**Task**
Go through the entries below and collect each line with the string "Queen" in it.
** START Exercise data **
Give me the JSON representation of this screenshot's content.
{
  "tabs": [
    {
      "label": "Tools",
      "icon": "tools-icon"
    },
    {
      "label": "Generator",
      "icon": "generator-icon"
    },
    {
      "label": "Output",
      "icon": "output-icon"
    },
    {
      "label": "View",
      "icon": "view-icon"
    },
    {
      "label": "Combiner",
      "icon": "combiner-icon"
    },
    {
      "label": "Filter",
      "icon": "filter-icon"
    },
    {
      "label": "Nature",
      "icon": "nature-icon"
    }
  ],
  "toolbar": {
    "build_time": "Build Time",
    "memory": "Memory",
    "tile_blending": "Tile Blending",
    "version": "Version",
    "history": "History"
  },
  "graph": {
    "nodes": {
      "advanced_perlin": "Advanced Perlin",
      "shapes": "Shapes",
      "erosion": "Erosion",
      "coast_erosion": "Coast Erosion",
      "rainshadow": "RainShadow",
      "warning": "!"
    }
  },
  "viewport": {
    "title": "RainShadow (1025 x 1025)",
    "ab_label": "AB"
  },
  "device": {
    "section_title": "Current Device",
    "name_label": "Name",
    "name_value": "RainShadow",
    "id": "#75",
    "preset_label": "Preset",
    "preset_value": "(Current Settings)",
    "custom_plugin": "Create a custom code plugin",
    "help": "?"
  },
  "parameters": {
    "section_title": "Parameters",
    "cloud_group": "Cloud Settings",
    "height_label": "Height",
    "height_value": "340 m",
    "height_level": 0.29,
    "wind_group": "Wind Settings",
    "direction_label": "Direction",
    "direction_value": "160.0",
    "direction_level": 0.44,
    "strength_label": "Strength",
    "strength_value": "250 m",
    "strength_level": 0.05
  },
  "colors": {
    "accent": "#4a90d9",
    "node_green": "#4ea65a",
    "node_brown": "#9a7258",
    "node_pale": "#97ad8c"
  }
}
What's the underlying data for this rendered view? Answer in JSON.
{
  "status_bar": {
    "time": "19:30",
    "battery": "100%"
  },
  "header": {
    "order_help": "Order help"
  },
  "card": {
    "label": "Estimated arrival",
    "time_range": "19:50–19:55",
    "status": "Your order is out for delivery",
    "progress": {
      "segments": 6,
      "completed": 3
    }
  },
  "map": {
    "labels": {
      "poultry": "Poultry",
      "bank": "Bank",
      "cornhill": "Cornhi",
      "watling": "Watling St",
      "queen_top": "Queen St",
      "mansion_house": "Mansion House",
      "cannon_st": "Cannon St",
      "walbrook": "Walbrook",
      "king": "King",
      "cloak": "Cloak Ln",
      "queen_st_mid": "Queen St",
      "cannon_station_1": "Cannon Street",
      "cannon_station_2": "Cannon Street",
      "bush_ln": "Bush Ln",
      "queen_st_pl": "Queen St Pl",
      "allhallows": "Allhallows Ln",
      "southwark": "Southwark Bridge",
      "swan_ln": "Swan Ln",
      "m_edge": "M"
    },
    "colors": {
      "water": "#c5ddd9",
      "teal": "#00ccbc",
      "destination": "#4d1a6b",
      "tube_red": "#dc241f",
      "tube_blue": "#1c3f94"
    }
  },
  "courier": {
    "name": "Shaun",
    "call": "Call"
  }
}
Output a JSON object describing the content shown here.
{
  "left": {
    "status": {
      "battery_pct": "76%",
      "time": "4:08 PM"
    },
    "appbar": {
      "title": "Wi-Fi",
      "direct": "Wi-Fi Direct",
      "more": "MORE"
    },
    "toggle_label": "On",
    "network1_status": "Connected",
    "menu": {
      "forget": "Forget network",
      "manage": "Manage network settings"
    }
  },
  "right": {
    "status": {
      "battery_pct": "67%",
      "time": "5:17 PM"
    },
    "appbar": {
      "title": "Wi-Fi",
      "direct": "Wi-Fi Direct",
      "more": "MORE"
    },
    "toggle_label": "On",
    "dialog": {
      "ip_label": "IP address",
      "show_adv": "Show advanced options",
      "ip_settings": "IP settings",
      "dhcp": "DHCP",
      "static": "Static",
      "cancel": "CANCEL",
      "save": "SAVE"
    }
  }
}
** END Exercise data **
**Worked solution**
      "queen_top": "Queen St",
      "queen_st_mid": "Queen St",
      "queen_st_pl": "Queen St Pl",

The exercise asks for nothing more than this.